◆ **Problem description**
How many lines of the records below contain the word "structured"? Answer with the number alone.
#### Data supplied ####
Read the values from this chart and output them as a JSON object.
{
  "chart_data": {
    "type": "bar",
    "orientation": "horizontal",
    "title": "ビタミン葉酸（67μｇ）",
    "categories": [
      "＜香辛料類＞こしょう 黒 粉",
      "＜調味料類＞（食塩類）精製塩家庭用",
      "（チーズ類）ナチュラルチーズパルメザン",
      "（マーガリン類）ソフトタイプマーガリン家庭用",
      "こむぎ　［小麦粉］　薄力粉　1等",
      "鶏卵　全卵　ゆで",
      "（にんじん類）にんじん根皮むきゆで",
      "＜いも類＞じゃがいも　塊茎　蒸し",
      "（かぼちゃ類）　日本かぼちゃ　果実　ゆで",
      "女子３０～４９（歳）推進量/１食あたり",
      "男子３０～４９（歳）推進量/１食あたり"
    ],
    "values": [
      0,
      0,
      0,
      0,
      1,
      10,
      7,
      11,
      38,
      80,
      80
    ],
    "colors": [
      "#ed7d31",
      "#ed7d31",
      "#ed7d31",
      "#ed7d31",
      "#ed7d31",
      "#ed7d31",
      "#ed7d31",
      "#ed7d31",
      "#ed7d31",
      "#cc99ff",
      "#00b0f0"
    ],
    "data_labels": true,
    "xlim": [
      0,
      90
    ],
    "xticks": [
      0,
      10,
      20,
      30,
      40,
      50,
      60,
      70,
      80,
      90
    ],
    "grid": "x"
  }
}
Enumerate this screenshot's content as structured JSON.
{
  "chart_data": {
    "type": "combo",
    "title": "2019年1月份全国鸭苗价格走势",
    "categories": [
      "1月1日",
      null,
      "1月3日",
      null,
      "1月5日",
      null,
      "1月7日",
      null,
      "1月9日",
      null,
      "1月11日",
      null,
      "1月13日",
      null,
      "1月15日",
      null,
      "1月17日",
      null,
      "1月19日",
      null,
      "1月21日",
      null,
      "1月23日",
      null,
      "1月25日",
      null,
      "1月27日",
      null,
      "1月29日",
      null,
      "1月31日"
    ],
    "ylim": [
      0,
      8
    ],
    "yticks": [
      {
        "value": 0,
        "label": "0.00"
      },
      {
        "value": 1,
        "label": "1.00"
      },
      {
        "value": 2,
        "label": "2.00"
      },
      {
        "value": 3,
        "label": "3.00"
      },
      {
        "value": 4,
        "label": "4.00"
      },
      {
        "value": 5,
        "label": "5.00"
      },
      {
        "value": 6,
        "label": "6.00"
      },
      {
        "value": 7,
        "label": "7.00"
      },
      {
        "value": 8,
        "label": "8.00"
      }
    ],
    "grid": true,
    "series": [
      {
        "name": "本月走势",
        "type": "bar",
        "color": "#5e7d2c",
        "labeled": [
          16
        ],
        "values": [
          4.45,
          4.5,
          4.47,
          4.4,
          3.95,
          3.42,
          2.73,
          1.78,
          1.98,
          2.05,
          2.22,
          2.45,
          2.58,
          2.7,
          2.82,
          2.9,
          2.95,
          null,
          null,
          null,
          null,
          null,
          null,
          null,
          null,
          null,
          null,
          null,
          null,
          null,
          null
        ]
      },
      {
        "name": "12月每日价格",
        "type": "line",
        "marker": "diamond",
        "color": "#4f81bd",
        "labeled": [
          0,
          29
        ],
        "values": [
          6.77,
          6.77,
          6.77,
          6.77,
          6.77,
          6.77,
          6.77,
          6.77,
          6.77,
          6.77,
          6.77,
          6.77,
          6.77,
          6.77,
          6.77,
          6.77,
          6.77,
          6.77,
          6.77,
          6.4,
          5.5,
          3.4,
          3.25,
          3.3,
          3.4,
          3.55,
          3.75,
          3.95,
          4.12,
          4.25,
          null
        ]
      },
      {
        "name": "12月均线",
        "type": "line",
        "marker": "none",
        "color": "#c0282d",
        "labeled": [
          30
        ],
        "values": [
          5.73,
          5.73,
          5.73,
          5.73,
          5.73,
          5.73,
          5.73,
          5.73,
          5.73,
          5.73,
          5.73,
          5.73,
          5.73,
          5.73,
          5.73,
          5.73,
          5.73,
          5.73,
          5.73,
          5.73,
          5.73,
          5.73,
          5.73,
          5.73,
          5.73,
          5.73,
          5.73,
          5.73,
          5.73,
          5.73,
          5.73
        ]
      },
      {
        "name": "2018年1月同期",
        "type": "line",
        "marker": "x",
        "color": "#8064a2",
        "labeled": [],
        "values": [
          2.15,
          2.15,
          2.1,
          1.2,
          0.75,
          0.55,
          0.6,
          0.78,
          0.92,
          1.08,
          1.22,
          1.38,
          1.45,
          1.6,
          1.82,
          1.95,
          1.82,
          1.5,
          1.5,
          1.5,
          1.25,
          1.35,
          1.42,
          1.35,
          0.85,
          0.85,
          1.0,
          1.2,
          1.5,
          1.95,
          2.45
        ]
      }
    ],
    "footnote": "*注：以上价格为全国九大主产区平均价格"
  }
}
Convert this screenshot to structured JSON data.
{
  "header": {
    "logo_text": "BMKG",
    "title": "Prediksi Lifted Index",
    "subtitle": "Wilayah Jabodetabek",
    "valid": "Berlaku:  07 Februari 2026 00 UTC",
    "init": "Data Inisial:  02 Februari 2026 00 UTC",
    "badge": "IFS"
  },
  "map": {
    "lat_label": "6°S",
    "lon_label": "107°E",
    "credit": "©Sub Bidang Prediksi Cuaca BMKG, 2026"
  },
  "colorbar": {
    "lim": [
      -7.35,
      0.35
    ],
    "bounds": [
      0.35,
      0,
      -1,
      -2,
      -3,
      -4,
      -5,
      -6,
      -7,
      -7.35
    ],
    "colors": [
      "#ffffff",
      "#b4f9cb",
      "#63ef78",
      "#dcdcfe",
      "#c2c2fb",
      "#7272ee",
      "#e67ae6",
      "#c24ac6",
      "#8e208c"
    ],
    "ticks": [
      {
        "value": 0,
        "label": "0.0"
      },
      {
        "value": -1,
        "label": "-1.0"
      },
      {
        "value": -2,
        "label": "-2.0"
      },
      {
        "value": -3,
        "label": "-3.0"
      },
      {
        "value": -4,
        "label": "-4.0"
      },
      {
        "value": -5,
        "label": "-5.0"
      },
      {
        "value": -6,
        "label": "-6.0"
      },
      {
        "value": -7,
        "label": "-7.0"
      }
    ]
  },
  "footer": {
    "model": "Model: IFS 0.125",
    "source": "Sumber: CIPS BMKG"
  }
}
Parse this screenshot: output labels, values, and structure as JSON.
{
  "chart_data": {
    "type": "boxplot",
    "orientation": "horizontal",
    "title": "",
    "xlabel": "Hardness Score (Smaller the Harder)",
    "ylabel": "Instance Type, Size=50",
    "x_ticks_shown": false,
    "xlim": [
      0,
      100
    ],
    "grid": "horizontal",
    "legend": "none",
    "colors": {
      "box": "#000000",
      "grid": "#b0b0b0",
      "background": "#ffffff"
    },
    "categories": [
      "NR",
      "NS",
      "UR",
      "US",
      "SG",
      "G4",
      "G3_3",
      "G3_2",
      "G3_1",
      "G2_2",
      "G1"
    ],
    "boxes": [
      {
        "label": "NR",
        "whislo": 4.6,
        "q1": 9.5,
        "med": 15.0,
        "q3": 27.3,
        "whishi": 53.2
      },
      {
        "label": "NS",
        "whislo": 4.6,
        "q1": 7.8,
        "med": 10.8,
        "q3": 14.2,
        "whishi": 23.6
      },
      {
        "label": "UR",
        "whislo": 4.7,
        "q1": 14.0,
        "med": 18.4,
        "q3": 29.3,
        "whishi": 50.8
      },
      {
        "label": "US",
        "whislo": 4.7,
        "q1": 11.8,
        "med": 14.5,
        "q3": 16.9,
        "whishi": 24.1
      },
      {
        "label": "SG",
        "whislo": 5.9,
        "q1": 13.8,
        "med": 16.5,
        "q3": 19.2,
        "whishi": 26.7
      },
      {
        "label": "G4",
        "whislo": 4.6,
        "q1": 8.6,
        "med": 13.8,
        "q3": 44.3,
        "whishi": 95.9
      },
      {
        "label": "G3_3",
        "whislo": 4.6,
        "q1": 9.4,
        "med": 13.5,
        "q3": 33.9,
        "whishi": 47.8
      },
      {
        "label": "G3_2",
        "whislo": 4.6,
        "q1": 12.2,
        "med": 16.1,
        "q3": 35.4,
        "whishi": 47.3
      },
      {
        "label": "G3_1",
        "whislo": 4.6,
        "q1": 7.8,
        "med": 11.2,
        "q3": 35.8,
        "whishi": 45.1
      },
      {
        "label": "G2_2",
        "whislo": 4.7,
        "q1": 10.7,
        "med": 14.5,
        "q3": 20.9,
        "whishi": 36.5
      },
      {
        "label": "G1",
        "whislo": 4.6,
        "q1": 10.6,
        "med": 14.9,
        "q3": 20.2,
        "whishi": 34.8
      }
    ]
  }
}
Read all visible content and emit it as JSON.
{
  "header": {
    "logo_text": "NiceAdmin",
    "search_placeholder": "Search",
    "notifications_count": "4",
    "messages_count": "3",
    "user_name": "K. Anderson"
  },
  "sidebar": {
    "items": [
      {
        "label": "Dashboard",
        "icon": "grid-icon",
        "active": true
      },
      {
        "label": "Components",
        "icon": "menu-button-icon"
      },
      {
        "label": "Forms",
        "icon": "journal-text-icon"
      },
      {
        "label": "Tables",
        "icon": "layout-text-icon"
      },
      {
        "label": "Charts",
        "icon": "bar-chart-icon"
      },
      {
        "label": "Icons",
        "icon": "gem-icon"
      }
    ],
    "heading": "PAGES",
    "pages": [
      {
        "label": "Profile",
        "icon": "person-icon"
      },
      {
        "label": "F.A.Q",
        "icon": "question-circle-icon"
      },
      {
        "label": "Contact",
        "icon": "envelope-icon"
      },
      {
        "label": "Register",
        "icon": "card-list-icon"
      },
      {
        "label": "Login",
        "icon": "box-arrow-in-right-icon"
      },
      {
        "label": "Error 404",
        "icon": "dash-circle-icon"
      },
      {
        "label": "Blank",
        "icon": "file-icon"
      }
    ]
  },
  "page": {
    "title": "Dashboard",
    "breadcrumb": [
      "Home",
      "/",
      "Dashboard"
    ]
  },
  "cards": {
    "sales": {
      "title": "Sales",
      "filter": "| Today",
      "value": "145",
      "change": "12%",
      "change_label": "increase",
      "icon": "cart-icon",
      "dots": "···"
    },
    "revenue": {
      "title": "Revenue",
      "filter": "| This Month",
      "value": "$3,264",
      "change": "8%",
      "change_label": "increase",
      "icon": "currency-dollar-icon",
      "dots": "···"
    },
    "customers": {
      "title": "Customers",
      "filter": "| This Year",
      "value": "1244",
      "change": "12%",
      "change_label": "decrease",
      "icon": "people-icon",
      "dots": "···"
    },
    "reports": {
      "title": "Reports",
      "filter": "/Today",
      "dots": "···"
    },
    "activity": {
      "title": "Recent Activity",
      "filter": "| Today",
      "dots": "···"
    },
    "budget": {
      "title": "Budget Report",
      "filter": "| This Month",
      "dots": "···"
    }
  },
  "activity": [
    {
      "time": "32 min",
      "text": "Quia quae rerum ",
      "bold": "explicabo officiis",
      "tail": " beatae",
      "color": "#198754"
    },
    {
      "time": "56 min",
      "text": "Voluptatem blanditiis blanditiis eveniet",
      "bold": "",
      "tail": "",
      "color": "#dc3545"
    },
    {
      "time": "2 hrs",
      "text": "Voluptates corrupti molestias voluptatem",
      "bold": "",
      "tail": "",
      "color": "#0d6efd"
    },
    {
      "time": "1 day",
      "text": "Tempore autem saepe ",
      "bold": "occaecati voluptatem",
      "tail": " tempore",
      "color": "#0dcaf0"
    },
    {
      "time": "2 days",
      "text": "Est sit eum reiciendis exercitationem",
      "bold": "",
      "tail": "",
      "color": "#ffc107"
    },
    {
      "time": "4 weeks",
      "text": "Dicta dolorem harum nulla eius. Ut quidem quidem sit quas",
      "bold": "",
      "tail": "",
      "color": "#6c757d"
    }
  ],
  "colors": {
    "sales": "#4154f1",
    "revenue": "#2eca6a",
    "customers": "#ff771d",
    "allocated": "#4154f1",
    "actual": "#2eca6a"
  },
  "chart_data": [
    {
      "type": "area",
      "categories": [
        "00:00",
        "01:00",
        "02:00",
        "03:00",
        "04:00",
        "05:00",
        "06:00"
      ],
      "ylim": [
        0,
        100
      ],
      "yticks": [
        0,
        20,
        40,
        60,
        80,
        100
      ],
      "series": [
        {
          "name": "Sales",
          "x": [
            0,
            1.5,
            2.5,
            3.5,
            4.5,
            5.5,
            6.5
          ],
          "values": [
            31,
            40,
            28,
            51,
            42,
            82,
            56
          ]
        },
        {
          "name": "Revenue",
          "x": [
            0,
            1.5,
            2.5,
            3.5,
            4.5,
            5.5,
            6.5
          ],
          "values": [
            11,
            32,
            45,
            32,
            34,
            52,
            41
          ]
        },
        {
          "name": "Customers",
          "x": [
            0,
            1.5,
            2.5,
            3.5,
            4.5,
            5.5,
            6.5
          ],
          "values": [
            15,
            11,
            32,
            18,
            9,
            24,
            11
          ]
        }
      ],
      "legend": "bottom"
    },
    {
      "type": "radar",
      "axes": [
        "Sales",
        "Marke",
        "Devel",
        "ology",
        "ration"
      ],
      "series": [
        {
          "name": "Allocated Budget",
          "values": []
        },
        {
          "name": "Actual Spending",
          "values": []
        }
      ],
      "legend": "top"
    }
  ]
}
####
◆ **Answer for this exercise**
2